-- EXERCISE DATA --
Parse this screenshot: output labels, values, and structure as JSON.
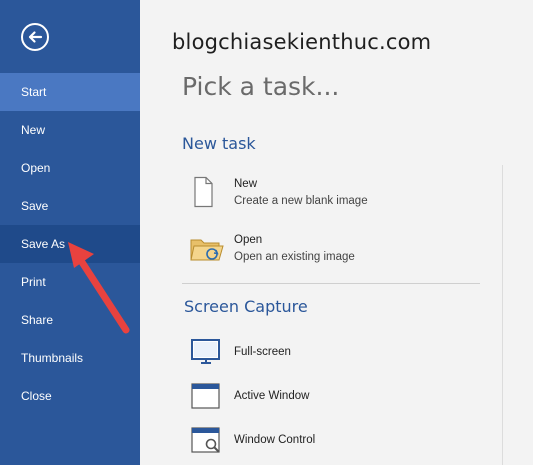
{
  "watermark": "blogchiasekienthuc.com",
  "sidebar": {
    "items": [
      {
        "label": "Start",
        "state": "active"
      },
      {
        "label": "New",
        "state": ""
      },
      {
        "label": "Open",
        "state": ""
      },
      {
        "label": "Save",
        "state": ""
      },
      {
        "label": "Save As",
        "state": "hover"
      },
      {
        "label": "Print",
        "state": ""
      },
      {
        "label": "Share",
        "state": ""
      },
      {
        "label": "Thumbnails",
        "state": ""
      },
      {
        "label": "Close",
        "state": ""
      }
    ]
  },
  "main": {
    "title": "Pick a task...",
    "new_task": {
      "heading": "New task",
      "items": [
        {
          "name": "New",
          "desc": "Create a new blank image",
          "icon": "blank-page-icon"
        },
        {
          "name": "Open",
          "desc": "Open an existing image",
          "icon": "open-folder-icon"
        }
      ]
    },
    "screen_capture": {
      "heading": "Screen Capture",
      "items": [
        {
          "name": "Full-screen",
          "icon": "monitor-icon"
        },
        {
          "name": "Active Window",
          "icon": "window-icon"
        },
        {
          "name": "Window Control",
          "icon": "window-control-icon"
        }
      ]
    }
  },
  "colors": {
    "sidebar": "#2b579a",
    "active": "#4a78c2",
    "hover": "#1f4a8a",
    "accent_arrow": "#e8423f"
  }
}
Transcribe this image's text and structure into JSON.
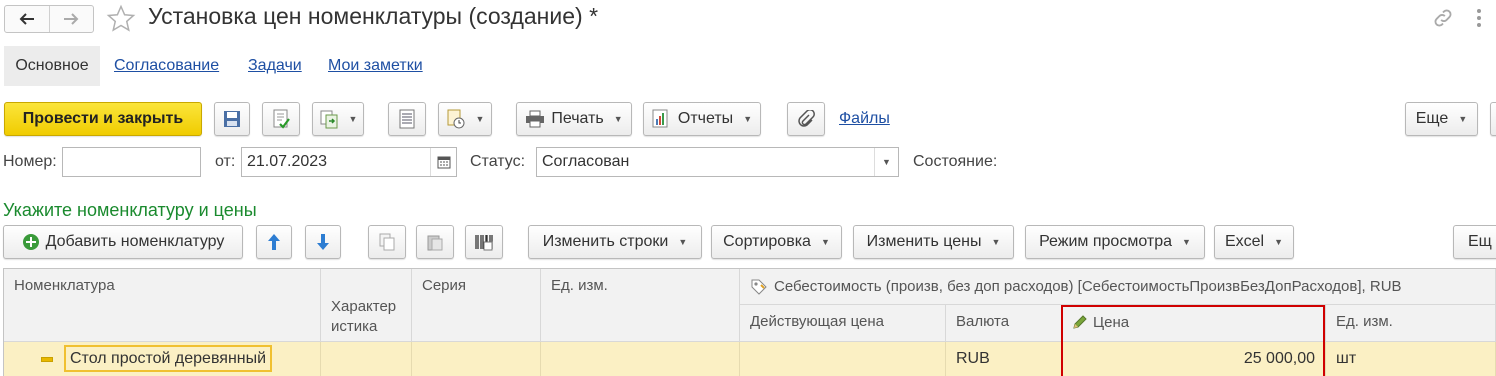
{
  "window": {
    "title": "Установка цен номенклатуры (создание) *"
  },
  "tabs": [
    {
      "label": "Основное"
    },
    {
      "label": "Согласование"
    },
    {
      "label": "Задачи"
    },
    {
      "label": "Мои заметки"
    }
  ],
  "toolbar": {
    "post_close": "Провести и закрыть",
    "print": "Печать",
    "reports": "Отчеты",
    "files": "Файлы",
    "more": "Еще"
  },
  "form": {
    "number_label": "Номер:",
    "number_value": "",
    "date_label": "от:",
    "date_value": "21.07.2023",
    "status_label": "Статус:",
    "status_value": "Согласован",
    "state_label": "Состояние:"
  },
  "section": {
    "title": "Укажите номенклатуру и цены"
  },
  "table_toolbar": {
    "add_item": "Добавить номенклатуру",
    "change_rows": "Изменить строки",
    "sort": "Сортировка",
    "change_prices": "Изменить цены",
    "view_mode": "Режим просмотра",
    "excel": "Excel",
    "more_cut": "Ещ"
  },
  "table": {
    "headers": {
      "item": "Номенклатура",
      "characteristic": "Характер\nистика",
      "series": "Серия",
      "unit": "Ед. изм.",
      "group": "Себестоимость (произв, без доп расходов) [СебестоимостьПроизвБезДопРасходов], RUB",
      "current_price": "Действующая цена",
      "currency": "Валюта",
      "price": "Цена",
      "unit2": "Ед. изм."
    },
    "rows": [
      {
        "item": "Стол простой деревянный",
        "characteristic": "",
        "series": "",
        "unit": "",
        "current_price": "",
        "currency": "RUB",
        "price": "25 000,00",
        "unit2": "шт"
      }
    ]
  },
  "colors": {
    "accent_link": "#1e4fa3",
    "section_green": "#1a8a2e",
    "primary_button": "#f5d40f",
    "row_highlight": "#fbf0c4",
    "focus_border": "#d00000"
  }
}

-- GOAL OF THE EXERCISE --
Identify the lines that contain the string "номенклатуру", and copy every one of them.

-- WORKED ANSWER --
    "title": "Укажите номенклатуру и цены"
    "add_item": "Добавить номенклатуру",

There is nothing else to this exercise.